-- Problem details --
When you reach a picture, skip it, and retype every line below exactly.

-- Dataset content --

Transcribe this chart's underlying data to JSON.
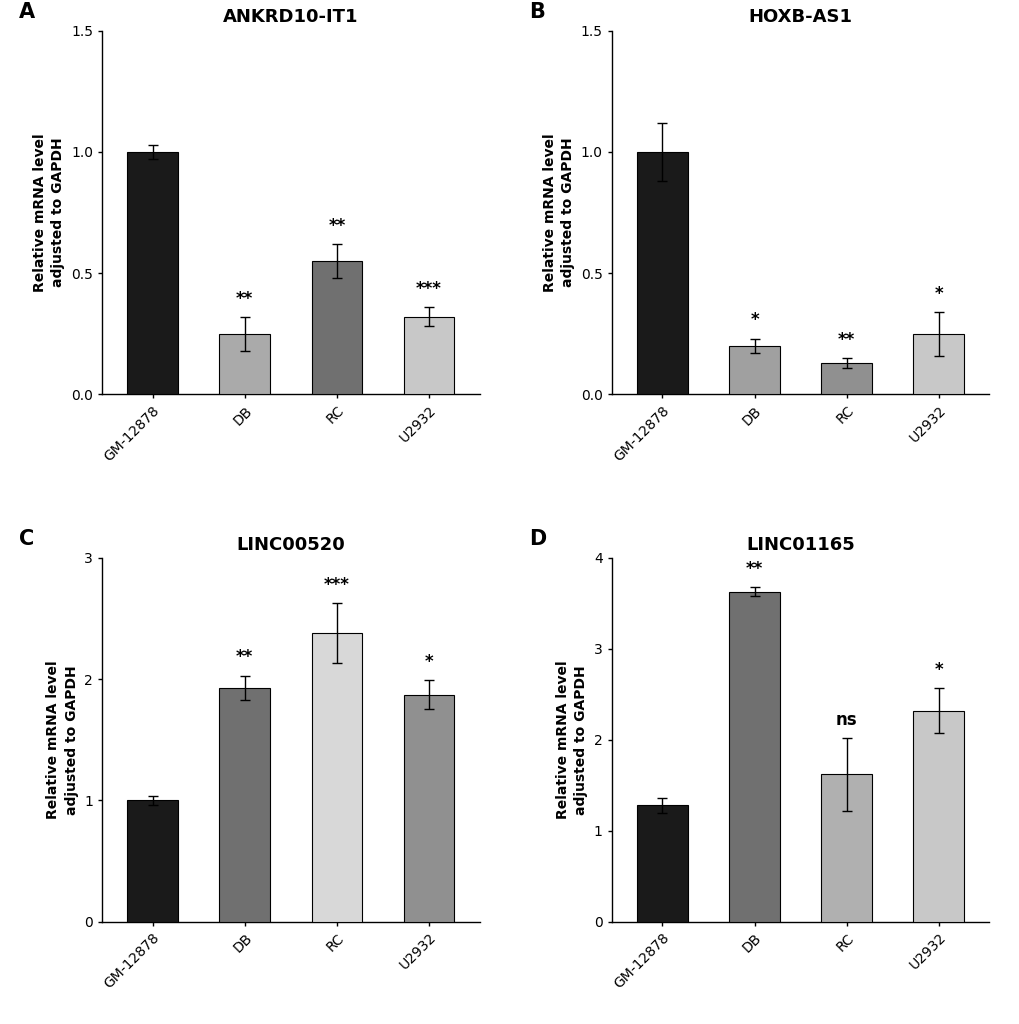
{
  "panels": [
    {
      "label": "A",
      "title": "ANKRD10-IT1",
      "categories": [
        "GM-12878",
        "DB",
        "RC",
        "U2932"
      ],
      "values": [
        1.0,
        0.25,
        0.55,
        0.32
      ],
      "errors": [
        0.03,
        0.07,
        0.07,
        0.04
      ],
      "colors": [
        "#1a1a1a",
        "#aaaaaa",
        "#707070",
        "#c8c8c8"
      ],
      "significance": [
        "",
        "**",
        "**",
        "***"
      ],
      "ylim": [
        0,
        1.5
      ],
      "yticks": [
        0.0,
        0.5,
        1.0,
        1.5
      ],
      "ytick_labels": [
        "0.0",
        "0.5",
        "1.0",
        "1.5"
      ]
    },
    {
      "label": "B",
      "title": "HOXB-AS1",
      "categories": [
        "GM-12878",
        "DB",
        "RC",
        "U2932"
      ],
      "values": [
        1.0,
        0.2,
        0.13,
        0.25
      ],
      "errors": [
        0.12,
        0.03,
        0.02,
        0.09
      ],
      "colors": [
        "#1a1a1a",
        "#a0a0a0",
        "#909090",
        "#c8c8c8"
      ],
      "significance": [
        "",
        "*",
        "**",
        "*"
      ],
      "ylim": [
        0,
        1.5
      ],
      "yticks": [
        0.0,
        0.5,
        1.0,
        1.5
      ],
      "ytick_labels": [
        "0.0",
        "0.5",
        "1.0",
        "1.5"
      ]
    },
    {
      "label": "C",
      "title": "LINC00520",
      "categories": [
        "GM-12878",
        "DB",
        "RC",
        "U2932"
      ],
      "values": [
        1.0,
        1.93,
        2.38,
        1.87
      ],
      "errors": [
        0.04,
        0.1,
        0.25,
        0.12
      ],
      "colors": [
        "#1a1a1a",
        "#707070",
        "#d8d8d8",
        "#909090"
      ],
      "significance": [
        "",
        "**",
        "***",
        "*"
      ],
      "ylim": [
        0,
        3.0
      ],
      "yticks": [
        0,
        1,
        2,
        3
      ],
      "ytick_labels": [
        "0",
        "1",
        "2",
        "3"
      ]
    },
    {
      "label": "D",
      "title": "LINC01165",
      "categories": [
        "GM-12878",
        "DB",
        "RC",
        "U2932"
      ],
      "values": [
        1.28,
        3.63,
        1.62,
        2.32
      ],
      "errors": [
        0.08,
        0.05,
        0.4,
        0.25
      ],
      "colors": [
        "#1a1a1a",
        "#707070",
        "#b0b0b0",
        "#c8c8c8"
      ],
      "significance": [
        "",
        "**",
        "ns",
        "*"
      ],
      "ylim": [
        0,
        4.0
      ],
      "yticks": [
        0,
        1,
        2,
        3,
        4
      ],
      "ytick_labels": [
        "0",
        "1",
        "2",
        "3",
        "4"
      ]
    }
  ],
  "ylabel": "Relative mRNA level\nadjusted to GAPDH",
  "bar_width": 0.55,
  "background_color": "#ffffff",
  "fontsize_title": 13,
  "fontsize_label": 10,
  "fontsize_tick": 10,
  "fontsize_sig": 12,
  "fontsize_panel_label": 15,
  "figure_width": 10.2,
  "figure_height": 10.24,
  "dpi": 100
}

-- Answer for this exercise --
Transcribe this chart's underlying data to JSON.
{
  "panels": [
    {
      "label": "A",
      "title": "ANKRD10-IT1",
      "categories": [
        "GM-12878",
        "DB",
        "RC",
        "U2932"
      ],
      "values": [
        1.0,
        0.25,
        0.55,
        0.32
      ],
      "errors": [
        0.03,
        0.07,
        0.07,
        0.04
      ],
      "colors": [
        "#1a1a1a",
        "#aaaaaa",
        "#707070",
        "#c8c8c8"
      ],
      "significance": [
        "",
        "**",
        "**",
        "***"
      ],
      "ylim": [
        0,
        1.5
      ],
      "yticks": [
        0.0,
        0.5,
        1.0,
        1.5
      ],
      "ytick_labels": [
        "0.0",
        "0.5",
        "1.0",
        "1.5"
      ]
    },
    {
      "label": "B",
      "title": "HOXB-AS1",
      "categories": [
        "GM-12878",
        "DB",
        "RC",
        "U2932"
      ],
      "values": [
        1.0,
        0.2,
        0.13,
        0.25
      ],
      "errors": [
        0.12,
        0.03,
        0.02,
        0.09
      ],
      "colors": [
        "#1a1a1a",
        "#a0a0a0",
        "#909090",
        "#c8c8c8"
      ],
      "significance": [
        "",
        "*",
        "**",
        "*"
      ],
      "ylim": [
        0,
        1.5
      ],
      "yticks": [
        0.0,
        0.5,
        1.0,
        1.5
      ],
      "ytick_labels": [
        "0.0",
        "0.5",
        "1.0",
        "1.5"
      ]
    },
    {
      "label": "C",
      "title": "LINC00520",
      "categories": [
        "GM-12878",
        "DB",
        "RC",
        "U2932"
      ],
      "values": [
        1.0,
        1.93,
        2.38,
        1.87
      ],
      "errors": [
        0.04,
        0.1,
        0.25,
        0.12
      ],
      "colors": [
        "#1a1a1a",
        "#707070",
        "#d8d8d8",
        "#909090"
      ],
      "significance": [
        "",
        "**",
        "***",
        "*"
      ],
      "ylim": [
        0,
        3.0
      ],
      "yticks": [
        0,
        1,
        2,
        3
      ],
      "ytick_labels": [
        "0",
        "1",
        "2",
        "3"
      ]
    },
    {
      "label": "D",
      "title": "LINC01165",
      "categories": [
        "GM-12878",
        "DB",
        "RC",
        "U2932"
      ],
      "values": [
        1.28,
        3.63,
        1.62,
        2.32
      ],
      "errors": [
        0.08,
        0.05,
        0.4,
        0.25
      ],
      "colors": [
        "#1a1a1a",
        "#707070",
        "#b0b0b0",
        "#c8c8c8"
      ],
      "significance": [
        "",
        "**",
        "ns",
        "*"
      ],
      "ylim": [
        0,
        4.0
      ],
      "yticks": [
        0,
        1,
        2,
        3,
        4
      ],
      "ytick_labels": [
        "0",
        "1",
        "2",
        "3",
        "4"
      ]
    }
  ],
  "ylabel": "Relative mRNA level\nadjusted to GAPDH",
  "bar_width": 0.55,
  "background_color": "#ffffff",
  "fontsize_title": 13,
  "fontsize_label": 10,
  "fontsize_tick": 10,
  "fontsize_sig": 12,
  "fontsize_panel_label": 15,
  "figure_width": 10.2,
  "figure_height": 10.24,
  "dpi": 100
}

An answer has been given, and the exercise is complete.